▸ **Problem details**
Please copy out every line of the data word for word.

▸ **Dataset extract**
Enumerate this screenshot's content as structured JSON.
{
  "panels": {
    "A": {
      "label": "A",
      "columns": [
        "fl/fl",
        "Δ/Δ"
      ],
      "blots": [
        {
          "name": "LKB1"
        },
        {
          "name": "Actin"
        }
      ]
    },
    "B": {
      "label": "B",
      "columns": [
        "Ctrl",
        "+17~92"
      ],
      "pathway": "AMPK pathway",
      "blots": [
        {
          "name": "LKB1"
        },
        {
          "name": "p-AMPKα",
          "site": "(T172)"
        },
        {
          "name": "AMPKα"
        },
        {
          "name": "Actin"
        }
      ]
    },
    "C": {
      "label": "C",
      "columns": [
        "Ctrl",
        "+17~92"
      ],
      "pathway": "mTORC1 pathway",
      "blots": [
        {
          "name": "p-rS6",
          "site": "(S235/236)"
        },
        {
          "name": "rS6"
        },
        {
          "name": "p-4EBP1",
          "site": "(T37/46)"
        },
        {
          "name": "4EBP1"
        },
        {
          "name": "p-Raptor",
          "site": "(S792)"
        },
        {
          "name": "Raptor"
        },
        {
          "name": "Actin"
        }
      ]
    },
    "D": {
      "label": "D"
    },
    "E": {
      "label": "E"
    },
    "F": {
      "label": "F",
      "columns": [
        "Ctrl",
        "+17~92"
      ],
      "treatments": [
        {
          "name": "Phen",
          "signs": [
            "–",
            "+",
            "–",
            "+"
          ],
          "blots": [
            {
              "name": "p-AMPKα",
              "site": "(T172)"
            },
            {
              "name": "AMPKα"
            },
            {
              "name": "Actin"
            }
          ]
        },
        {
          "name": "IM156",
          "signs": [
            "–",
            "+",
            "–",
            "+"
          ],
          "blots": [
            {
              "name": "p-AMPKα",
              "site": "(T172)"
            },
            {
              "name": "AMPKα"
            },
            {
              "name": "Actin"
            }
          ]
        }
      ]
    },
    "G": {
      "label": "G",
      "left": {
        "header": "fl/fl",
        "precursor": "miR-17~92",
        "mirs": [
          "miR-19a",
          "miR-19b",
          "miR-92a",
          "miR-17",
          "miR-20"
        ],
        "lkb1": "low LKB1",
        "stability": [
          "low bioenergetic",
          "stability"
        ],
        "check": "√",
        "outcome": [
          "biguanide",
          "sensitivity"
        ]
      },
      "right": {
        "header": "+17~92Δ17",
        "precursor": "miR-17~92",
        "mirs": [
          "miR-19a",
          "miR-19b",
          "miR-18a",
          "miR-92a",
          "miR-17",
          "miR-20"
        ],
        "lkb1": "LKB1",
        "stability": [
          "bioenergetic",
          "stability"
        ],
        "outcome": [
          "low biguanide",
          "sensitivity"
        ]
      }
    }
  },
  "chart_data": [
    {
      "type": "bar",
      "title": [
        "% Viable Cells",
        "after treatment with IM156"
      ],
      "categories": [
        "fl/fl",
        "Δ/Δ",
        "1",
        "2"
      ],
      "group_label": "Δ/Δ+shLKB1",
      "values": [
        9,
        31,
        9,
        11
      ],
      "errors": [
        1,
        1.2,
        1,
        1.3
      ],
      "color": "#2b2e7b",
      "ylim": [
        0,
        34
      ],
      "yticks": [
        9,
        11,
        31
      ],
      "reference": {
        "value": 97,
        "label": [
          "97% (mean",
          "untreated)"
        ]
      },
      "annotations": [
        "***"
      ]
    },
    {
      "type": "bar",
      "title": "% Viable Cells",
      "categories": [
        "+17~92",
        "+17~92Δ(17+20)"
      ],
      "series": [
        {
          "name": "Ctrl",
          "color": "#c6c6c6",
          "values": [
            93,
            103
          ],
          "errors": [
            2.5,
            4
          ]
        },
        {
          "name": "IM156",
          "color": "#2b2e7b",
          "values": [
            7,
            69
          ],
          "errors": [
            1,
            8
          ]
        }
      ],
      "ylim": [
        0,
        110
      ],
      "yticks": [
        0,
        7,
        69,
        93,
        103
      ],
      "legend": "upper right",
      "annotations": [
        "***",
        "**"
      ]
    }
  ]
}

▸ **Answer to the problem**
Enumerate this screenshot's content as structured JSON.
{
  "panels": {
    "A": {
      "label": "A",
      "columns": [
        "fl/fl",
        "Δ/Δ"
      ],
      "blots": [
        {
          "name": "LKB1"
        },
        {
          "name": "Actin"
        }
      ]
    },
    "B": {
      "label": "B",
      "columns": [
        "Ctrl",
        "+17~92"
      ],
      "pathway": "AMPK pathway",
      "blots": [
        {
          "name": "LKB1"
        },
        {
          "name": "p-AMPKα",
          "site": "(T172)"
        },
        {
          "name": "AMPKα"
        },
        {
          "name": "Actin"
        }
      ]
    },
    "C": {
      "label": "C",
      "columns": [
        "Ctrl",
        "+17~92"
      ],
      "pathway": "mTORC1 pathway",
      "blots": [
        {
          "name": "p-rS6",
          "site": "(S235/236)"
        },
        {
          "name": "rS6"
        },
        {
          "name": "p-4EBP1",
          "site": "(T37/46)"
        },
        {
          "name": "4EBP1"
        },
        {
          "name": "p-Raptor",
          "site": "(S792)"
        },
        {
          "name": "Raptor"
        },
        {
          "name": "Actin"
        }
      ]
    },
    "D": {
      "label": "D"
    },
    "E": {
      "label": "E"
    },
    "F": {
      "label": "F",
      "columns": [
        "Ctrl",
        "+17~92"
      ],
      "treatments": [
        {
          "name": "Phen",
          "signs": [
            "–",
            "+",
            "–",
            "+"
          ],
          "blots": [
            {
              "name": "p-AMPKα",
              "site": "(T172)"
            },
            {
              "name": "AMPKα"
            },
            {
              "name": "Actin"
            }
          ]
        },
        {
          "name": "IM156",
          "signs": [
            "–",
            "+",
            "–",
            "+"
          ],
          "blots": [
            {
              "name": "p-AMPKα",
              "site": "(T172)"
            },
            {
              "name": "AMPKα"
            },
            {
              "name": "Actin"
            }
          ]
        }
      ]
    },
    "G": {
      "label": "G",
      "left": {
        "header": "fl/fl",
        "precursor": "miR-17~92",
        "mirs": [
          "miR-19a",
          "miR-19b",
          "miR-92a",
          "miR-17",
          "miR-20"
        ],
        "lkb1": "low LKB1",
        "stability": [
          "low bioenergetic",
          "stability"
        ],
        "check": "√",
        "outcome": [
          "biguanide",
          "sensitivity"
        ]
      },
      "right": {
        "header": "+17~92Δ17",
        "precursor": "miR-17~92",
        "mirs": [
          "miR-19a",
          "miR-19b",
          "miR-18a",
          "miR-92a",
          "miR-17",
          "miR-20"
        ],
        "lkb1": "LKB1",
        "stability": [
          "bioenergetic",
          "stability"
        ],
        "outcome": [
          "low biguanide",
          "sensitivity"
        ]
      }
    }
  },
  "chart_data": [
    {
      "type": "bar",
      "title": [
        "% Viable Cells",
        "after treatment with IM156"
      ],
      "categories": [
        "fl/fl",
        "Δ/Δ",
        "1",
        "2"
      ],
      "group_label": "Δ/Δ+shLKB1",
      "values": [
        9,
        31,
        9,
        11
      ],
      "errors": [
        1,
        1.2,
        1,
        1.3
      ],
      "color": "#2b2e7b",
      "ylim": [
        0,
        34
      ],
      "yticks": [
        9,
        11,
        31
      ],
      "reference": {
        "value": 97,
        "label": [
          "97% (mean",
          "untreated)"
        ]
      },
      "annotations": [
        "***"
      ]
    },
    {
      "type": "bar",
      "title": "% Viable Cells",
      "categories": [
        "+17~92",
        "+17~92Δ(17+20)"
      ],
      "series": [
        {
          "name": "Ctrl",
          "color": "#c6c6c6",
          "values": [
            93,
            103
          ],
          "errors": [
            2.5,
            4
          ]
        },
        {
          "name": "IM156",
          "color": "#2b2e7b",
          "values": [
            7,
            69
          ],
          "errors": [
            1,
            8
          ]
        }
      ],
      "ylim": [
        0,
        110
      ],
      "yticks": [
        0,
        7,
        69,
        93,
        103
      ],
      "legend": "upper right",
      "annotations": [
        "***",
        "**"
      ]
    }
  ]
}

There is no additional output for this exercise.